Report every line in the listing below where the string "name" shows up.

=== SUPPLIED RECORDS ===

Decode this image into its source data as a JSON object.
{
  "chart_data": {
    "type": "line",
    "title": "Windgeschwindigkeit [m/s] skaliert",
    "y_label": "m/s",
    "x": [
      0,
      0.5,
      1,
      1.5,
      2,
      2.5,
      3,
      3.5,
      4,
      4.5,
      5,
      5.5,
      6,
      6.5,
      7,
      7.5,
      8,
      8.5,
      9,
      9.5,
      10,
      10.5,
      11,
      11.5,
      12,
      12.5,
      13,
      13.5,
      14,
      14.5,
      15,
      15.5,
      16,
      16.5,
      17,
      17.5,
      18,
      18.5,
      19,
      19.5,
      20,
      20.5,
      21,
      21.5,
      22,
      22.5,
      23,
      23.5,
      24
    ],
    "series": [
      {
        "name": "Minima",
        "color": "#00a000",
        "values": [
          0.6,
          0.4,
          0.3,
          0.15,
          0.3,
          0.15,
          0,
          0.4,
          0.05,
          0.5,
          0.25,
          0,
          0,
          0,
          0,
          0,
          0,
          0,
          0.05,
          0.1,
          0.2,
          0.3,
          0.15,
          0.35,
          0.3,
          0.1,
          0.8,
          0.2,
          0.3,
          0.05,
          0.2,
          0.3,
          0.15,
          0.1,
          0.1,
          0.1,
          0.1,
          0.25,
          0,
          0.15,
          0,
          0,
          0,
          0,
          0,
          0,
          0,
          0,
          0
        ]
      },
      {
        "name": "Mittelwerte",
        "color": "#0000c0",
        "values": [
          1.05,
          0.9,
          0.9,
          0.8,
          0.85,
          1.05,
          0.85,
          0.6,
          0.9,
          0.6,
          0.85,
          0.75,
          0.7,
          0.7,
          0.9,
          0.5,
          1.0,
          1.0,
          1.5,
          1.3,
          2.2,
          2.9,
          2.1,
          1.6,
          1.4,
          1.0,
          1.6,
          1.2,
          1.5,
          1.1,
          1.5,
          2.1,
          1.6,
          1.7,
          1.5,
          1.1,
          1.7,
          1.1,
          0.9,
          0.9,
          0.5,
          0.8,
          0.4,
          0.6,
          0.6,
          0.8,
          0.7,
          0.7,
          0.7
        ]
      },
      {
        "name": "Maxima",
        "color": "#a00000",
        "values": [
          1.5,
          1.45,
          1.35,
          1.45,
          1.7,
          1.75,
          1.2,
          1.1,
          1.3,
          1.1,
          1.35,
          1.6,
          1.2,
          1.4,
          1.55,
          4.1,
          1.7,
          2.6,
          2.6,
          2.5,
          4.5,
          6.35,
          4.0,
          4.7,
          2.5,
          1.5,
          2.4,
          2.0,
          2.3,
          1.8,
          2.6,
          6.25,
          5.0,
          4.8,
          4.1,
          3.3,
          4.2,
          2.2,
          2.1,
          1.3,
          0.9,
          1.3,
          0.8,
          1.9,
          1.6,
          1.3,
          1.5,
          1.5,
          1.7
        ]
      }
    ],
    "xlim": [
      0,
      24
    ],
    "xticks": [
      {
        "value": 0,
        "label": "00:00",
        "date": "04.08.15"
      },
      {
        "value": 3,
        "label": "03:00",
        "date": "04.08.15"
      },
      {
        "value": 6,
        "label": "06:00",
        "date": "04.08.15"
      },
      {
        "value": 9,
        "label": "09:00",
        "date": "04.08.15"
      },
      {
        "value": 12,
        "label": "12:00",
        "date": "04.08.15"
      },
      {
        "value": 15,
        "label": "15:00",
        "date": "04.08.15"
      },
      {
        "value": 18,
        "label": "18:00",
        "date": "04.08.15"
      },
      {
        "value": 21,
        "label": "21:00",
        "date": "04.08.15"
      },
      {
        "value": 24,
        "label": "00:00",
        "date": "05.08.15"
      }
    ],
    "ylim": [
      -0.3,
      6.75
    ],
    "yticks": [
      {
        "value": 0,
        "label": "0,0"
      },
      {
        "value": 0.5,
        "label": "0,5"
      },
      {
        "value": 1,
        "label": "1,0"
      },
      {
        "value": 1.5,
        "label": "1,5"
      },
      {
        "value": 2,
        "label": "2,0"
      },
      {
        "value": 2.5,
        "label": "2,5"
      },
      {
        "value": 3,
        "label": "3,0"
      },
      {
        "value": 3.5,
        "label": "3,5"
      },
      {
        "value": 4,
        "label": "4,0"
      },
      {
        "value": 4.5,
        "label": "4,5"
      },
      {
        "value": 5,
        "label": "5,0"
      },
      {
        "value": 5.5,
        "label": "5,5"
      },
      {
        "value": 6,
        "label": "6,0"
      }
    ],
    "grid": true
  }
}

===

RESPONSE TO THE EXERCISE:
        "name": "Minima",
        "name": "Mittelwerte",
        "name": "Maxima",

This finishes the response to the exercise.